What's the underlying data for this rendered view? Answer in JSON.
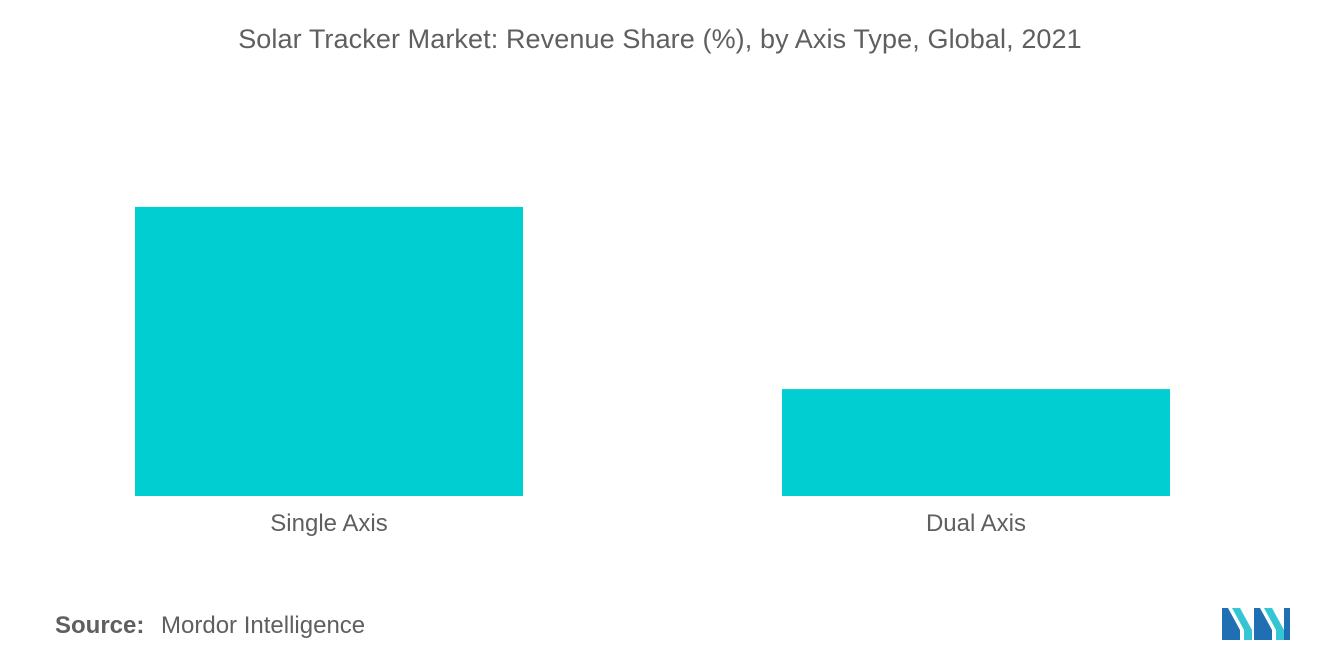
{
  "chart_data": {
    "type": "bar",
    "title": "Solar Tracker Market: Revenue Share (%), by Axis Type, Global, 2021",
    "categories": [
      "Single Axis",
      "Dual Axis"
    ],
    "values": [
      73,
      27
    ],
    "xlabel": "",
    "ylabel": "",
    "ylim": [
      0,
      100
    ],
    "grid": false,
    "legend": "none",
    "bar_color": "#00CED1"
  },
  "source": {
    "label": "Source:",
    "text": "Mordor Intelligence"
  },
  "logo": {
    "icon": "mordor-intelligence-logo",
    "colors": [
      "#1F6FB2",
      "#34C6D3"
    ]
  }
}
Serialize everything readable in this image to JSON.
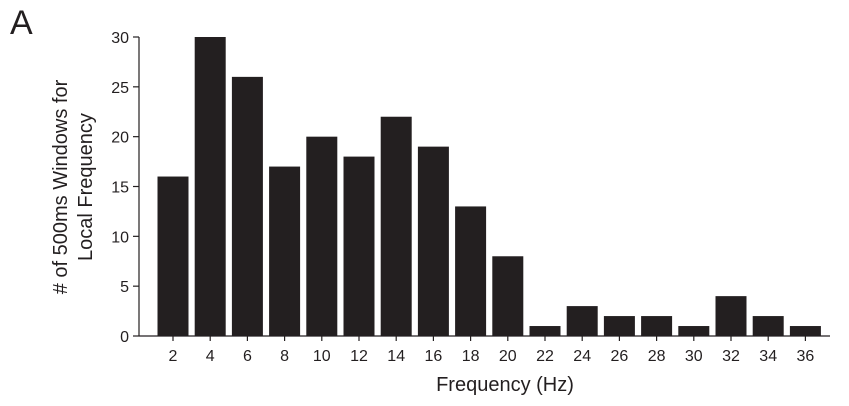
{
  "panel_label": "A",
  "chart_data": {
    "type": "bar",
    "categories": [
      "2",
      "4",
      "6",
      "8",
      "10",
      "12",
      "14",
      "16",
      "18",
      "20",
      "22",
      "24",
      "26",
      "28",
      "30",
      "32",
      "34",
      "36"
    ],
    "values": [
      16,
      30,
      26,
      17,
      20,
      18,
      22,
      19,
      13,
      8,
      1,
      3,
      2,
      2,
      1,
      4,
      2,
      1
    ],
    "title": "",
    "xlabel": "Frequency (Hz)",
    "ylabel_lines": [
      "# of 500ms Windows for",
      "Local Frequency"
    ],
    "ylim": [
      0,
      30
    ],
    "yticks": [
      0,
      5,
      10,
      15,
      20,
      25,
      30
    ],
    "bar_color": "#231f20",
    "grid": false,
    "legend": "none"
  }
}
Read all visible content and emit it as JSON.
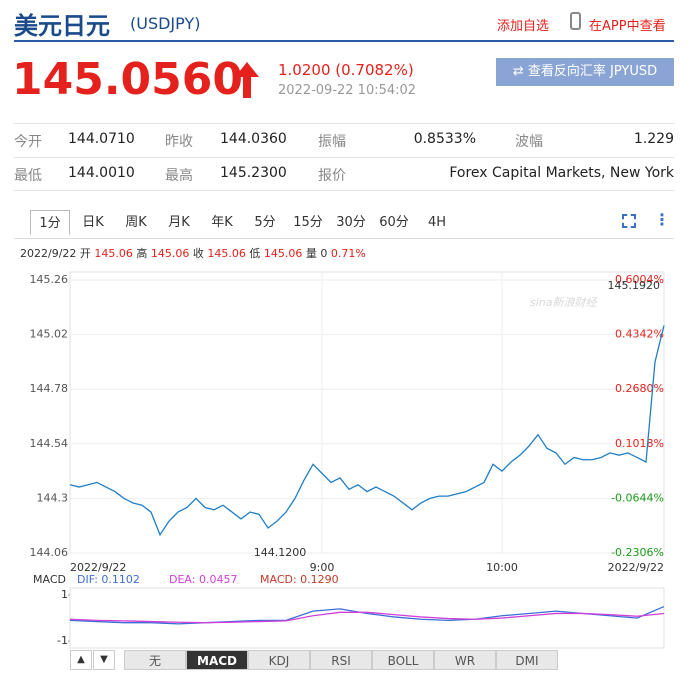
{
  "header": {
    "title": "美元日元",
    "code": "(USDJPY)",
    "add_watchlist": "添加自选",
    "app_view": "在APP中查看"
  },
  "quote": {
    "price": "145.0560",
    "change": "1.0200 (0.7082%)",
    "time": "2022-09-22 10:54:02",
    "reverse_button": "查看反向汇率 JPYUSD"
  },
  "stats": {
    "rows": [
      [
        [
          "今开",
          "144.0710"
        ],
        [
          "昨收",
          "144.0360"
        ],
        [
          "振幅",
          "0.8533%"
        ],
        [
          "波幅",
          "1.229"
        ]
      ],
      [
        [
          "最低",
          "144.0010"
        ],
        [
          "最高",
          "145.2300"
        ],
        [
          "报价",
          "Forex Capital Markets, New York"
        ]
      ]
    ]
  },
  "tabs": [
    "1分",
    "日K",
    "周K",
    "月K",
    "年K",
    "5分",
    "15分",
    "30分",
    "60分",
    "4H"
  ],
  "info_line": {
    "date": "2022/9/22",
    "items": [
      [
        "开",
        "145.06"
      ],
      [
        "高",
        "145.06"
      ],
      [
        "收",
        "145.06"
      ],
      [
        "低",
        "145.06"
      ],
      [
        "量",
        "0"
      ]
    ],
    "pct": "0.71%"
  },
  "chart_data": [
    {
      "type": "line",
      "color": "#1f7fc4",
      "watermark": "sina新浪财经",
      "max_label": "145.1920",
      "min_label": "144.1200",
      "values": [
        144.36,
        144.35,
        144.36,
        144.37,
        144.35,
        144.33,
        144.3,
        144.28,
        144.27,
        144.24,
        144.14,
        144.2,
        144.24,
        144.26,
        144.3,
        144.26,
        144.25,
        144.27,
        144.24,
        144.21,
        144.24,
        144.23,
        144.17,
        144.2,
        144.24,
        144.3,
        144.38,
        144.45,
        144.41,
        144.37,
        144.39,
        144.34,
        144.36,
        144.33,
        144.35,
        144.33,
        144.31,
        144.28,
        144.25,
        144.28,
        144.3,
        144.31,
        144.31,
        144.32,
        144.33,
        144.35,
        144.37,
        144.45,
        144.42,
        144.46,
        144.49,
        144.53,
        144.58,
        144.52,
        144.5,
        144.45,
        144.48,
        144.47,
        144.47,
        144.48,
        144.5,
        144.49,
        144.5,
        144.48,
        144.46,
        144.9,
        145.06
      ],
      "xlim": [
        0,
        66
      ],
      "xticks": [
        {
          "value": 0,
          "label": "2022/9/22"
        },
        {
          "value": 28,
          "label": "9:00"
        },
        {
          "value": 48,
          "label": "10:00"
        },
        {
          "value": 66,
          "label": "2022/9/22"
        }
      ],
      "ylim": [
        144.06,
        145.26
      ],
      "yticks": [
        145.26,
        145.02,
        144.78,
        144.54,
        144.3,
        144.06
      ],
      "y2lim": [
        -0.2306,
        0.6004
      ],
      "y2ticks": [
        {
          "value": 0.6004,
          "label": "0.6004%"
        },
        {
          "value": 0.4342,
          "label": "0.4342%"
        },
        {
          "value": 0.268,
          "label": "0.2680%"
        },
        {
          "value": 0.1018,
          "label": "0.1018%"
        },
        {
          "value": -0.0644,
          "label": "-0.0644%"
        },
        {
          "value": -0.2306,
          "label": "-0.2306%"
        }
      ],
      "grid": true
    },
    {
      "type": "line",
      "title": "MACD",
      "macd_label": "MACD: 0.1290",
      "ylim": [
        -1.6,
        1.65
      ],
      "yticks": [
        1,
        -1
      ],
      "series": [
        {
          "name": "DIF: 0.1102",
          "color": "#3b6fd6",
          "values": [
            -0.1,
            -0.15,
            -0.2,
            -0.2,
            -0.25,
            -0.2,
            -0.15,
            -0.1,
            -0.1,
            0.3,
            0.4,
            0.2,
            0.05,
            -0.05,
            -0.1,
            -0.05,
            0.1,
            0.2,
            0.3,
            0.2,
            0.1,
            0.0,
            0.5
          ]
        },
        {
          "name": "DEA: 0.0457",
          "color": "#d040d8",
          "values": [
            -0.05,
            -0.1,
            -0.12,
            -0.15,
            -0.18,
            -0.2,
            -0.18,
            -0.15,
            -0.12,
            0.1,
            0.25,
            0.25,
            0.15,
            0.05,
            -0.02,
            -0.05,
            0.0,
            0.1,
            0.2,
            0.2,
            0.15,
            0.08,
            0.2
          ]
        }
      ]
    }
  ],
  "indicator_tabs": [
    "无",
    "MACD",
    "KDJ",
    "RSI",
    "BOLL",
    "WR",
    "DMI"
  ]
}
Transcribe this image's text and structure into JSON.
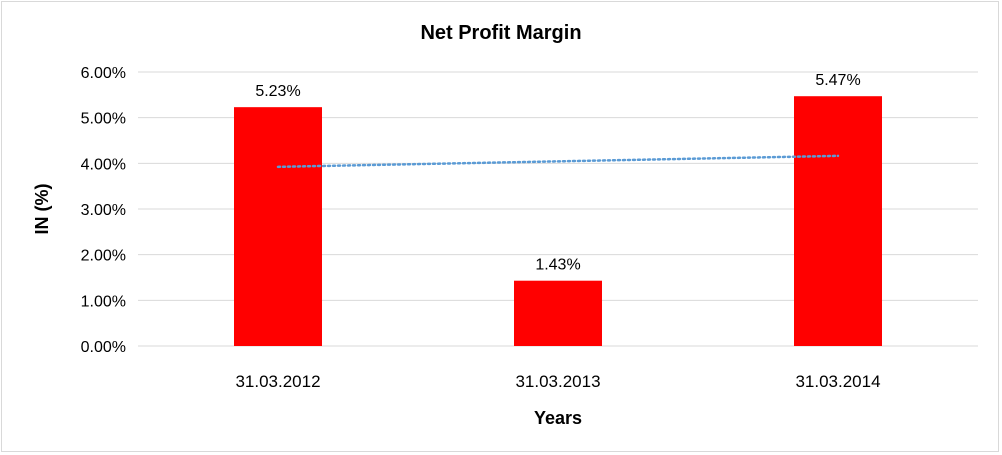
{
  "chart_data": {
    "type": "bar",
    "title": "Net Profit Margin",
    "xlabel": "Years",
    "ylabel": "IN (%)",
    "categories": [
      "31.03.2012",
      "31.03.2013",
      "31.03.2014"
    ],
    "values": [
      5.23,
      1.43,
      5.47
    ],
    "data_labels": [
      "5.23%",
      "1.43%",
      "5.47%"
    ],
    "ylim": [
      0,
      6
    ],
    "yticks": [
      0,
      1,
      2,
      3,
      4,
      5,
      6
    ],
    "ytick_labels": [
      "0.00%",
      "1.00%",
      "2.00%",
      "3.00%",
      "4.00%",
      "5.00%",
      "6.00%"
    ],
    "grid": true,
    "trendline": {
      "type": "linear",
      "style": "dotted",
      "color": "#5b9bd5"
    },
    "bar_color": "#ff0000",
    "legend": "none"
  }
}
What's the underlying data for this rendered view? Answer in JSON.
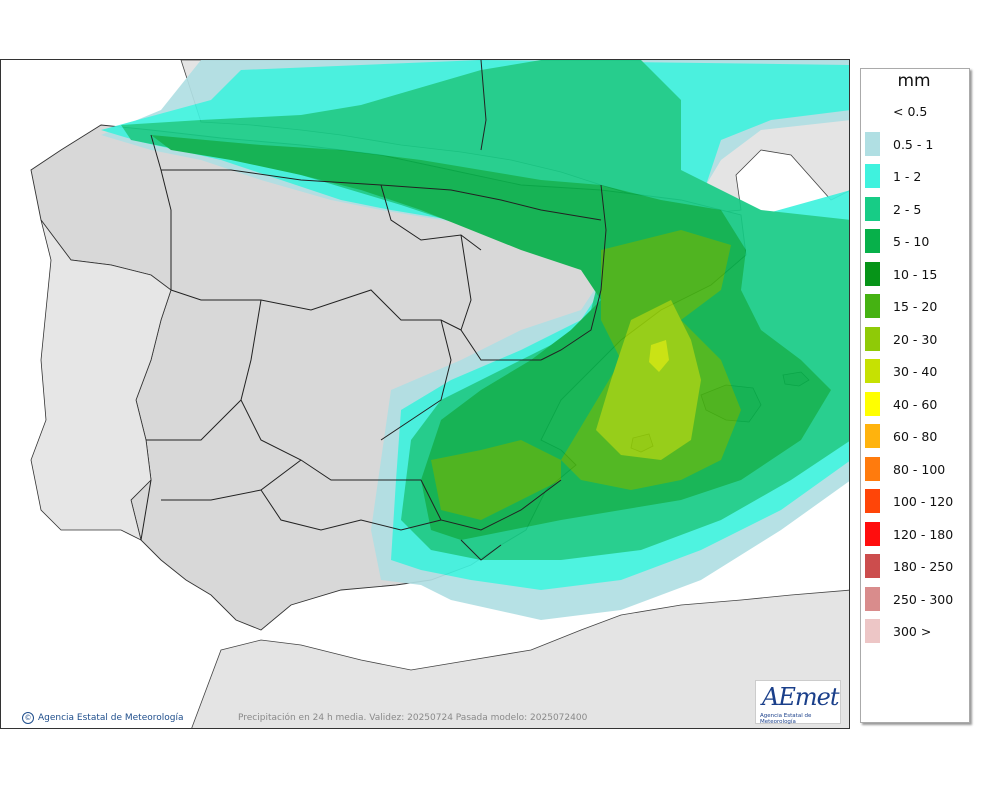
{
  "legend": {
    "unit": "mm",
    "items": [
      {
        "label": "< 0.5",
        "color": "#ffffff"
      },
      {
        "label": "0.5 - 1",
        "color": "#b0dfe3"
      },
      {
        "label": "1 - 2",
        "color": "#3ff2de"
      },
      {
        "label": "2 - 5",
        "color": "#17cc86"
      },
      {
        "label": "5 - 10",
        "color": "#07b04a"
      },
      {
        "label": "10 - 15",
        "color": "#069418"
      },
      {
        "label": "15 - 20",
        "color": "#45b212"
      },
      {
        "label": "20 - 30",
        "color": "#8fca07"
      },
      {
        "label": "30 - 40",
        "color": "#c6e102"
      },
      {
        "label": "40 - 60",
        "color": "#ffff00"
      },
      {
        "label": "60 - 80",
        "color": "#ffb30d"
      },
      {
        "label": "80 - 100",
        "color": "#ff7b0d"
      },
      {
        "label": "100 - 120",
        "color": "#ff4508"
      },
      {
        "label": "120 - 180",
        "color": "#ff0d0d"
      },
      {
        "label": "180 - 250",
        "color": "#cc4d4d"
      },
      {
        "label": "250 - 300",
        "color": "#d98c8c"
      },
      {
        "label": "300 >",
        "color": "#edc6c6"
      }
    ]
  },
  "footer": {
    "credit": "Agencia Estatal de Meteorología",
    "credit_symbol": "©",
    "caption": "Precipitación en 24 h media. Validez: 20250724 Pasada modelo: 2025072400"
  },
  "logo": {
    "wordmark": "AEmet",
    "subtitle": "Agencia Estatal de Meteorología"
  },
  "colors": {
    "sea": "#ffffff",
    "land": "#d8d8d8",
    "border": "#222222"
  }
}
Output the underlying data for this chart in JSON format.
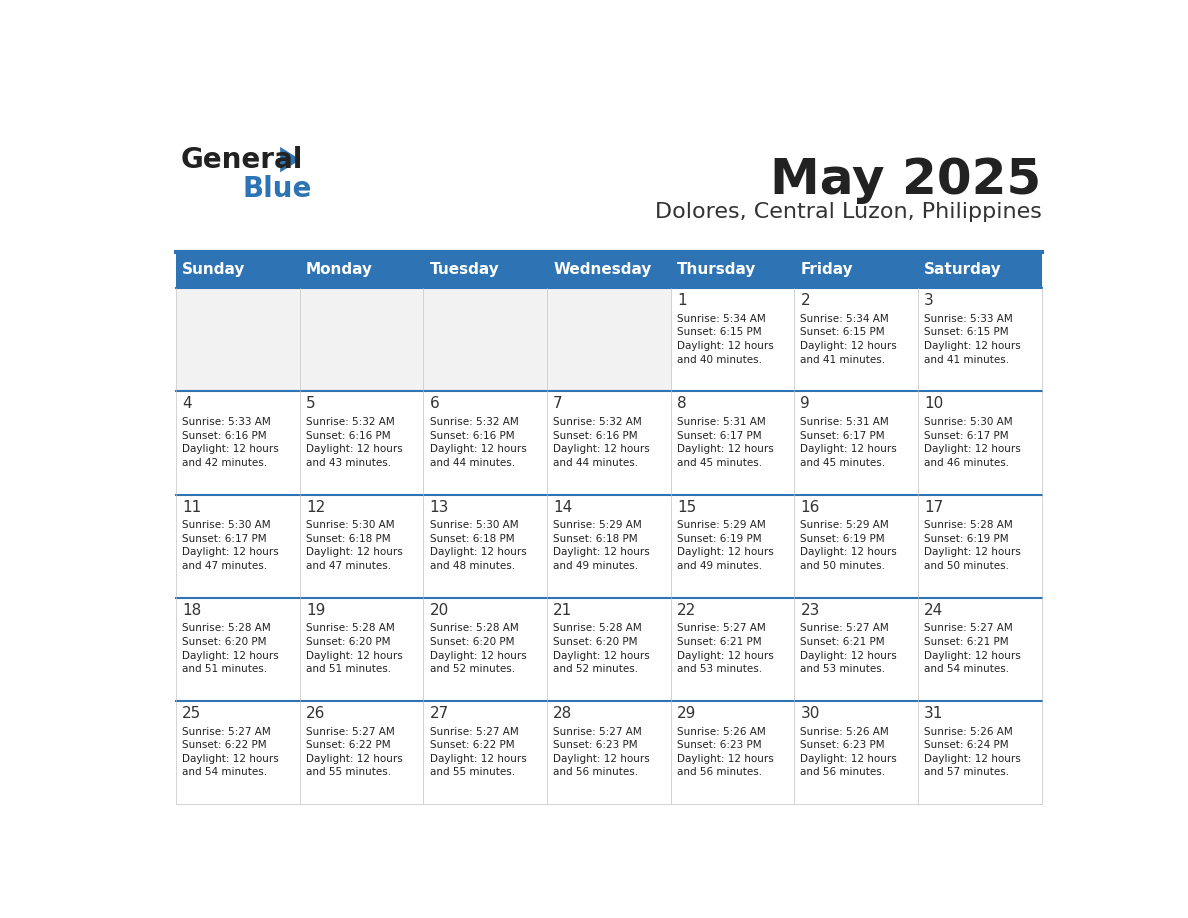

(GIVEN PROBLEM)
Above are the records. Identify each line that contains the word "grid".

(COMPLETE RESPONSE)
    "grid": false,
    "grid": false,
      "grid": true
    "grid": true,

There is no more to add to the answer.